Figure record listings
<<<<

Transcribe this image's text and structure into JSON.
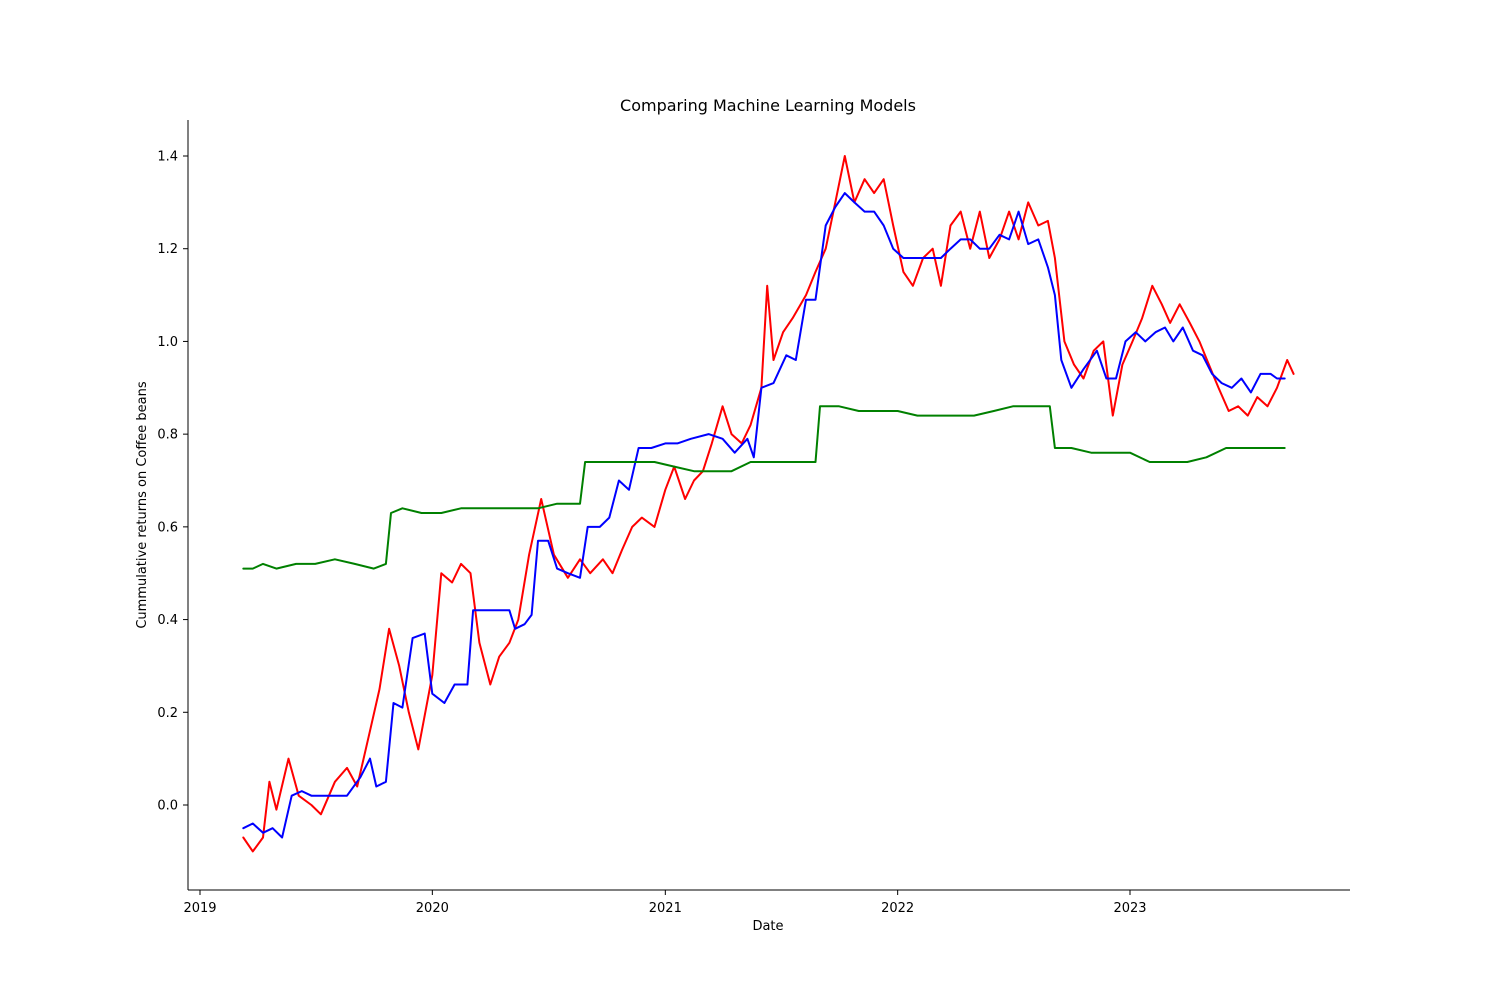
{
  "chart_data": {
    "type": "line",
    "title": "Comparing Machine Learning Models",
    "xlabel": "Date",
    "ylabel": "Cummulative returns on Coffee beans",
    "xlim": [
      "2019-01-01",
      "2023-12-31"
    ],
    "ylim": [
      -0.18,
      1.48
    ],
    "xticks": [
      {
        "date": "2019-01-01",
        "label": "2019"
      },
      {
        "date": "2020-01-01",
        "label": "2020"
      },
      {
        "date": "2021-01-01",
        "label": "2021"
      },
      {
        "date": "2022-01-01",
        "label": "2022"
      },
      {
        "date": "2023-01-01",
        "label": "2023"
      }
    ],
    "yticks": [
      {
        "value": 0.0,
        "label": "0.0"
      },
      {
        "value": 0.2,
        "label": "0.2"
      },
      {
        "value": 0.4,
        "label": "0.4"
      },
      {
        "value": 0.6,
        "label": "0.6"
      },
      {
        "value": 0.8,
        "label": "0.8"
      },
      {
        "value": 1.0,
        "label": "1.0"
      },
      {
        "value": 1.2,
        "label": "1.2"
      },
      {
        "value": 1.4,
        "label": "1.4"
      }
    ],
    "grid": false,
    "series": [
      {
        "color": "#ff0000",
        "points": [
          [
            "2019-03-10",
            -0.07
          ],
          [
            "2019-03-25",
            -0.1
          ],
          [
            "2019-04-10",
            -0.07
          ],
          [
            "2019-04-20",
            0.05
          ],
          [
            "2019-05-01",
            -0.01
          ],
          [
            "2019-05-20",
            0.1
          ],
          [
            "2019-06-05",
            0.02
          ],
          [
            "2019-06-25",
            0.0
          ],
          [
            "2019-07-10",
            -0.02
          ],
          [
            "2019-08-01",
            0.05
          ],
          [
            "2019-08-20",
            0.08
          ],
          [
            "2019-09-05",
            0.04
          ],
          [
            "2019-09-25",
            0.16
          ],
          [
            "2019-10-10",
            0.25
          ],
          [
            "2019-10-25",
            0.38
          ],
          [
            "2019-11-10",
            0.3
          ],
          [
            "2019-11-25",
            0.2
          ],
          [
            "2019-12-10",
            0.12
          ],
          [
            "2020-01-01",
            0.28
          ],
          [
            "2020-01-15",
            0.5
          ],
          [
            "2020-02-01",
            0.48
          ],
          [
            "2020-02-15",
            0.52
          ],
          [
            "2020-03-01",
            0.5
          ],
          [
            "2020-03-15",
            0.35
          ],
          [
            "2020-04-01",
            0.26
          ],
          [
            "2020-04-15",
            0.32
          ],
          [
            "2020-05-01",
            0.35
          ],
          [
            "2020-05-15",
            0.4
          ],
          [
            "2020-06-01",
            0.54
          ],
          [
            "2020-06-20",
            0.66
          ],
          [
            "2020-07-10",
            0.54
          ],
          [
            "2020-08-01",
            0.49
          ],
          [
            "2020-08-20",
            0.53
          ],
          [
            "2020-09-05",
            0.5
          ],
          [
            "2020-09-25",
            0.53
          ],
          [
            "2020-10-10",
            0.5
          ],
          [
            "2020-10-25",
            0.55
          ],
          [
            "2020-11-10",
            0.6
          ],
          [
            "2020-11-25",
            0.62
          ],
          [
            "2020-12-15",
            0.6
          ],
          [
            "2021-01-01",
            0.68
          ],
          [
            "2021-01-15",
            0.73
          ],
          [
            "2021-02-01",
            0.66
          ],
          [
            "2021-02-15",
            0.7
          ],
          [
            "2021-03-01",
            0.72
          ],
          [
            "2021-03-15",
            0.78
          ],
          [
            "2021-04-01",
            0.86
          ],
          [
            "2021-04-15",
            0.8
          ],
          [
            "2021-05-01",
            0.78
          ],
          [
            "2021-05-15",
            0.82
          ],
          [
            "2021-06-01",
            0.9
          ],
          [
            "2021-06-10",
            1.12
          ],
          [
            "2021-06-20",
            0.96
          ],
          [
            "2021-07-05",
            1.02
          ],
          [
            "2021-07-20",
            1.05
          ],
          [
            "2021-08-10",
            1.1
          ],
          [
            "2021-08-25",
            1.15
          ],
          [
            "2021-09-10",
            1.2
          ],
          [
            "2021-09-25",
            1.3
          ],
          [
            "2021-10-10",
            1.4
          ],
          [
            "2021-10-25",
            1.3
          ],
          [
            "2021-11-10",
            1.35
          ],
          [
            "2021-11-25",
            1.32
          ],
          [
            "2021-12-10",
            1.35
          ],
          [
            "2021-12-25",
            1.25
          ],
          [
            "2022-01-10",
            1.15
          ],
          [
            "2022-01-25",
            1.12
          ],
          [
            "2022-02-10",
            1.18
          ],
          [
            "2022-02-25",
            1.2
          ],
          [
            "2022-03-10",
            1.12
          ],
          [
            "2022-03-25",
            1.25
          ],
          [
            "2022-04-10",
            1.28
          ],
          [
            "2022-04-25",
            1.2
          ],
          [
            "2022-05-10",
            1.28
          ],
          [
            "2022-05-25",
            1.18
          ],
          [
            "2022-06-10",
            1.22
          ],
          [
            "2022-06-25",
            1.28
          ],
          [
            "2022-07-10",
            1.22
          ],
          [
            "2022-07-25",
            1.3
          ],
          [
            "2022-08-10",
            1.25
          ],
          [
            "2022-08-25",
            1.26
          ],
          [
            "2022-09-05",
            1.18
          ],
          [
            "2022-09-20",
            1.0
          ],
          [
            "2022-10-05",
            0.95
          ],
          [
            "2022-10-20",
            0.92
          ],
          [
            "2022-11-05",
            0.98
          ],
          [
            "2022-11-20",
            1.0
          ],
          [
            "2022-12-05",
            0.84
          ],
          [
            "2022-12-20",
            0.95
          ],
          [
            "2023-01-05",
            1.0
          ],
          [
            "2023-01-20",
            1.05
          ],
          [
            "2023-02-05",
            1.12
          ],
          [
            "2023-02-20",
            1.08
          ],
          [
            "2023-03-05",
            1.04
          ],
          [
            "2023-03-20",
            1.08
          ],
          [
            "2023-04-05",
            1.04
          ],
          [
            "2023-04-20",
            1.0
          ],
          [
            "2023-05-05",
            0.95
          ],
          [
            "2023-05-20",
            0.9
          ],
          [
            "2023-06-05",
            0.85
          ],
          [
            "2023-06-20",
            0.86
          ],
          [
            "2023-07-05",
            0.84
          ],
          [
            "2023-07-20",
            0.88
          ],
          [
            "2023-08-05",
            0.86
          ],
          [
            "2023-08-20",
            0.9
          ],
          [
            "2023-09-05",
            0.96
          ],
          [
            "2023-09-15",
            0.93
          ]
        ]
      },
      {
        "color": "#0000ff",
        "points": [
          [
            "2019-03-10",
            -0.05
          ],
          [
            "2019-03-25",
            -0.04
          ],
          [
            "2019-04-10",
            -0.06
          ],
          [
            "2019-04-25",
            -0.05
          ],
          [
            "2019-05-10",
            -0.07
          ],
          [
            "2019-05-25",
            0.02
          ],
          [
            "2019-06-10",
            0.03
          ],
          [
            "2019-06-25",
            0.02
          ],
          [
            "2019-07-10",
            0.02
          ],
          [
            "2019-08-01",
            0.02
          ],
          [
            "2019-08-20",
            0.02
          ],
          [
            "2019-09-10",
            0.06
          ],
          [
            "2019-09-25",
            0.1
          ],
          [
            "2019-10-05",
            0.04
          ],
          [
            "2019-10-20",
            0.05
          ],
          [
            "2019-11-01",
            0.22
          ],
          [
            "2019-11-15",
            0.21
          ],
          [
            "2019-12-01",
            0.36
          ],
          [
            "2019-12-20",
            0.37
          ],
          [
            "2020-01-01",
            0.24
          ],
          [
            "2020-01-20",
            0.22
          ],
          [
            "2020-02-05",
            0.26
          ],
          [
            "2020-02-25",
            0.26
          ],
          [
            "2020-03-05",
            0.42
          ],
          [
            "2020-04-01",
            0.42
          ],
          [
            "2020-05-01",
            0.42
          ],
          [
            "2020-05-10",
            0.38
          ],
          [
            "2020-05-25",
            0.39
          ],
          [
            "2020-06-05",
            0.41
          ],
          [
            "2020-06-15",
            0.57
          ],
          [
            "2020-07-01",
            0.57
          ],
          [
            "2020-07-15",
            0.51
          ],
          [
            "2020-08-01",
            0.5
          ],
          [
            "2020-08-20",
            0.49
          ],
          [
            "2020-09-01",
            0.6
          ],
          [
            "2020-09-20",
            0.6
          ],
          [
            "2020-10-05",
            0.62
          ],
          [
            "2020-10-20",
            0.7
          ],
          [
            "2020-11-05",
            0.68
          ],
          [
            "2020-11-20",
            0.77
          ],
          [
            "2020-12-10",
            0.77
          ],
          [
            "2021-01-01",
            0.78
          ],
          [
            "2021-01-20",
            0.78
          ],
          [
            "2021-02-10",
            0.79
          ],
          [
            "2021-03-10",
            0.8
          ],
          [
            "2021-04-01",
            0.79
          ],
          [
            "2021-04-20",
            0.76
          ],
          [
            "2021-05-10",
            0.79
          ],
          [
            "2021-05-20",
            0.75
          ],
          [
            "2021-06-01",
            0.9
          ],
          [
            "2021-06-20",
            0.91
          ],
          [
            "2021-07-10",
            0.97
          ],
          [
            "2021-07-25",
            0.96
          ],
          [
            "2021-08-10",
            1.09
          ],
          [
            "2021-08-25",
            1.09
          ],
          [
            "2021-09-10",
            1.25
          ],
          [
            "2021-09-25",
            1.29
          ],
          [
            "2021-10-10",
            1.32
          ],
          [
            "2021-10-25",
            1.3
          ],
          [
            "2021-11-10",
            1.28
          ],
          [
            "2021-11-25",
            1.28
          ],
          [
            "2021-12-10",
            1.25
          ],
          [
            "2021-12-25",
            1.2
          ],
          [
            "2022-01-10",
            1.18
          ],
          [
            "2022-01-25",
            1.18
          ],
          [
            "2022-02-10",
            1.18
          ],
          [
            "2022-02-25",
            1.18
          ],
          [
            "2022-03-10",
            1.18
          ],
          [
            "2022-03-25",
            1.2
          ],
          [
            "2022-04-10",
            1.22
          ],
          [
            "2022-04-25",
            1.22
          ],
          [
            "2022-05-10",
            1.2
          ],
          [
            "2022-05-25",
            1.2
          ],
          [
            "2022-06-10",
            1.23
          ],
          [
            "2022-06-25",
            1.22
          ],
          [
            "2022-07-10",
            1.28
          ],
          [
            "2022-07-25",
            1.21
          ],
          [
            "2022-08-10",
            1.22
          ],
          [
            "2022-08-25",
            1.16
          ],
          [
            "2022-09-05",
            1.1
          ],
          [
            "2022-09-15",
            0.96
          ],
          [
            "2022-10-01",
            0.9
          ],
          [
            "2022-10-20",
            0.94
          ],
          [
            "2022-11-10",
            0.98
          ],
          [
            "2022-11-25",
            0.92
          ],
          [
            "2022-12-10",
            0.92
          ],
          [
            "2022-12-25",
            1.0
          ],
          [
            "2023-01-10",
            1.02
          ],
          [
            "2023-01-25",
            1.0
          ],
          [
            "2023-02-10",
            1.02
          ],
          [
            "2023-02-25",
            1.03
          ],
          [
            "2023-03-10",
            1.0
          ],
          [
            "2023-03-25",
            1.03
          ],
          [
            "2023-04-10",
            0.98
          ],
          [
            "2023-04-25",
            0.97
          ],
          [
            "2023-05-10",
            0.93
          ],
          [
            "2023-05-25",
            0.91
          ],
          [
            "2023-06-10",
            0.9
          ],
          [
            "2023-06-25",
            0.92
          ],
          [
            "2023-07-10",
            0.89
          ],
          [
            "2023-07-25",
            0.93
          ],
          [
            "2023-08-10",
            0.93
          ],
          [
            "2023-08-20",
            0.92
          ],
          [
            "2023-09-01",
            0.92
          ]
        ]
      },
      {
        "color": "#008000",
        "points": [
          [
            "2019-03-10",
            0.51
          ],
          [
            "2019-03-25",
            0.51
          ],
          [
            "2019-04-10",
            0.52
          ],
          [
            "2019-05-01",
            0.51
          ],
          [
            "2019-06-01",
            0.52
          ],
          [
            "2019-07-01",
            0.52
          ],
          [
            "2019-08-01",
            0.53
          ],
          [
            "2019-09-01",
            0.52
          ],
          [
            "2019-10-01",
            0.51
          ],
          [
            "2019-10-20",
            0.52
          ],
          [
            "2019-10-28",
            0.63
          ],
          [
            "2019-11-15",
            0.64
          ],
          [
            "2019-12-15",
            0.63
          ],
          [
            "2020-01-15",
            0.63
          ],
          [
            "2020-02-15",
            0.64
          ],
          [
            "2020-04-01",
            0.64
          ],
          [
            "2020-05-15",
            0.64
          ],
          [
            "2020-06-15",
            0.64
          ],
          [
            "2020-07-15",
            0.65
          ],
          [
            "2020-08-20",
            0.65
          ],
          [
            "2020-08-28",
            0.74
          ],
          [
            "2020-09-20",
            0.74
          ],
          [
            "2020-10-20",
            0.74
          ],
          [
            "2020-11-20",
            0.74
          ],
          [
            "2020-12-15",
            0.74
          ],
          [
            "2021-01-15",
            0.73
          ],
          [
            "2021-02-15",
            0.72
          ],
          [
            "2021-03-15",
            0.72
          ],
          [
            "2021-04-15",
            0.72
          ],
          [
            "2021-05-15",
            0.74
          ],
          [
            "2021-06-15",
            0.74
          ],
          [
            "2021-07-15",
            0.74
          ],
          [
            "2021-08-10",
            0.74
          ],
          [
            "2021-08-25",
            0.74
          ],
          [
            "2021-09-01",
            0.86
          ],
          [
            "2021-10-01",
            0.86
          ],
          [
            "2021-11-01",
            0.85
          ],
          [
            "2021-12-01",
            0.85
          ],
          [
            "2022-01-01",
            0.85
          ],
          [
            "2022-02-01",
            0.84
          ],
          [
            "2022-03-01",
            0.84
          ],
          [
            "2022-04-01",
            0.84
          ],
          [
            "2022-05-01",
            0.84
          ],
          [
            "2022-06-01",
            0.85
          ],
          [
            "2022-07-01",
            0.86
          ],
          [
            "2022-08-01",
            0.86
          ],
          [
            "2022-08-28",
            0.86
          ],
          [
            "2022-09-05",
            0.77
          ],
          [
            "2022-10-01",
            0.77
          ],
          [
            "2022-11-01",
            0.76
          ],
          [
            "2022-12-01",
            0.76
          ],
          [
            "2023-01-01",
            0.76
          ],
          [
            "2023-02-01",
            0.74
          ],
          [
            "2023-03-01",
            0.74
          ],
          [
            "2023-04-01",
            0.74
          ],
          [
            "2023-05-01",
            0.75
          ],
          [
            "2023-06-01",
            0.77
          ],
          [
            "2023-07-01",
            0.77
          ],
          [
            "2023-08-01",
            0.77
          ],
          [
            "2023-09-01",
            0.77
          ]
        ]
      }
    ]
  }
}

>>>>

_INSTRUCTIONS FOR THE TASK_:
Pick out the lines containing the string "value" and show them.

_REPLY_:
        "value": 0.0,
        "value": 0.2,
        "value": 0.4,
        "value": 0.6,
        "value": 0.8,
        "value": 1.0,
        "value": 1.2,
        "value": 1.4,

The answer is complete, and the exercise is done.